Main floor’s comfy, basement’s a freezer
QUESTION: We have a seven-yearold, 1800-square-feet bungalow that has a concrete basement. There is a walkout feature, which incorporates an enclosed three-season sunroom. One large window is in place for the view and then three standard windows are in the bedroom and workout area.
About three years ago, we had it finished, included adding a couple of cold-air returns to the basement. We hoped the basement would have more circulation and there would be an increase draw of warm air into the space. This has not happened and the basement remains cool in winter and summer. The temperature is usually around 14 C (57 F), and a bit lower in summer when the air conditioning is on.
We had a spray foam contractor insulate the spaces where the joists connect with the outside wall prior to the basement work. There is four inches of insulation in the walls. We installed a T-bar ceiling, drywall and Dri-core with laminate on the floor. There is the standard configuration of ceiling heat vents. All dampers are fully open. The windows are tri-pane with three large fixed units as part of the walkout and three basement dualpane sliders.
Is the low temperature just because cool air settles and our open design allows cool air to easily flow down the stairway into the basement? Do you have suggestions to remedy this issue?
Jim Duthie. Answer: Your situation is common and you appear to have a handle on the cause of the cold lower level, which may not be unavoidable. I will give you a few ideas to help make the space more comfortable.
I recently completed a similar job in my own home. It sounds similar to the design of my own lower level, except for the age and large windows in the walkout. The drop ceiling is an ideal product to allow access to the joist space above, while the dimple membrane subfloor and laminate will warm the feet much more than walking on concrete. While you have insulated the inside of the foundation to moderate levels, this should make little difference to the comfort if it is properly sealed with a good air/vapour barrier. While the large windows and walkout door may allow some cooler air to infiltrate from the outside, none of these should be the major contributing factor to the cold indoor air.
After eliminating most of these factors, the last item is the heating system. You are correct that the basements of most homes are typically colder that the upper floors due to normal warm air/cold air movement, but that should not account for such as dramatic difference. A few degrees differential is typical, but not to the level you have measured.

- [Listed entries]:
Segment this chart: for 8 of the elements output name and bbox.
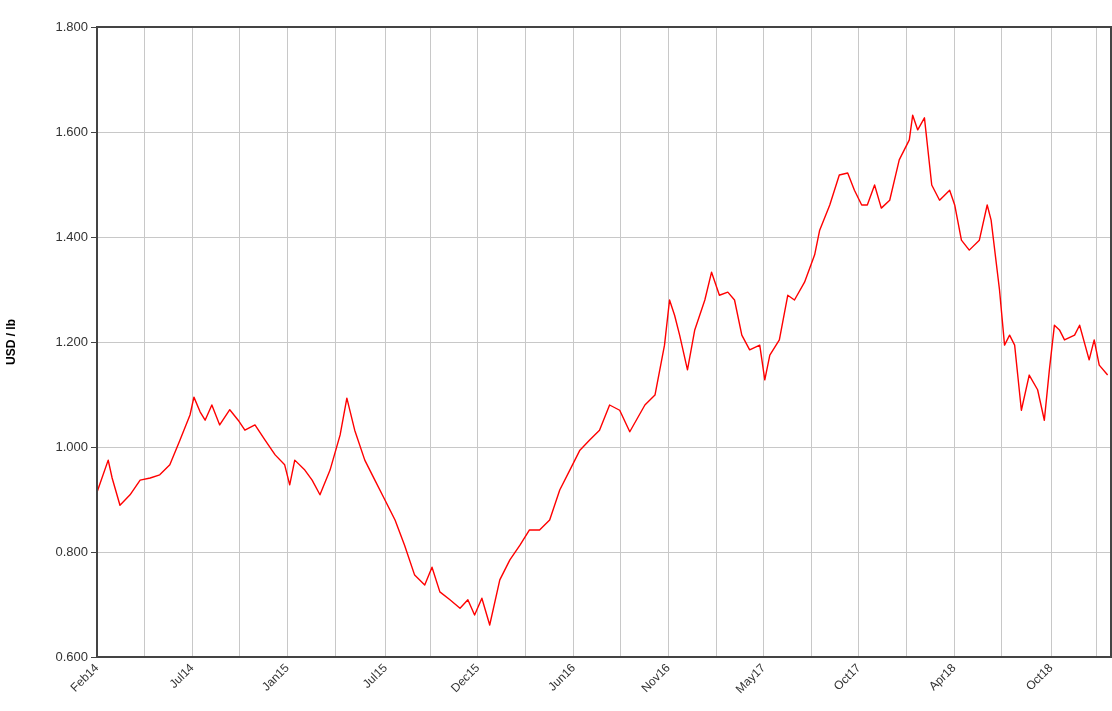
y-tick-label: 1.000 xyxy=(55,438,88,454)
y-tick-label: 1.600 xyxy=(55,123,88,139)
y-tick-label: 0.600 xyxy=(55,648,88,664)
y-axis-title: USD / lb xyxy=(3,318,18,366)
y-tick-label: 0.800 xyxy=(55,543,88,559)
y-tick-label: 1.200 xyxy=(55,333,88,349)
y-tick-label: 1.800 xyxy=(55,18,88,34)
y-tick-label: 1.400 xyxy=(55,228,88,244)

- [Work instructions]:
- 1) According to the basement heating column, what is the usual temperature of the basement?
- 2) Copy the basement heating column word for word from "Is the low temperature" to "space more comfortable.".

- [Solutions in order]:
- 1) Around 14 C (57 F).

- 2)
Is the low temperature just because cool air settles and our open design allows cool air to easily flow down the stairway into the basement? Do you have suggestions to remedy this issue?
Jim Duthie. Answer: Your situation is common and you appear to have a handle on the cause of the cold lower level, which may not be unavoidable. I will give you a few ideas to help make the space more comfortable.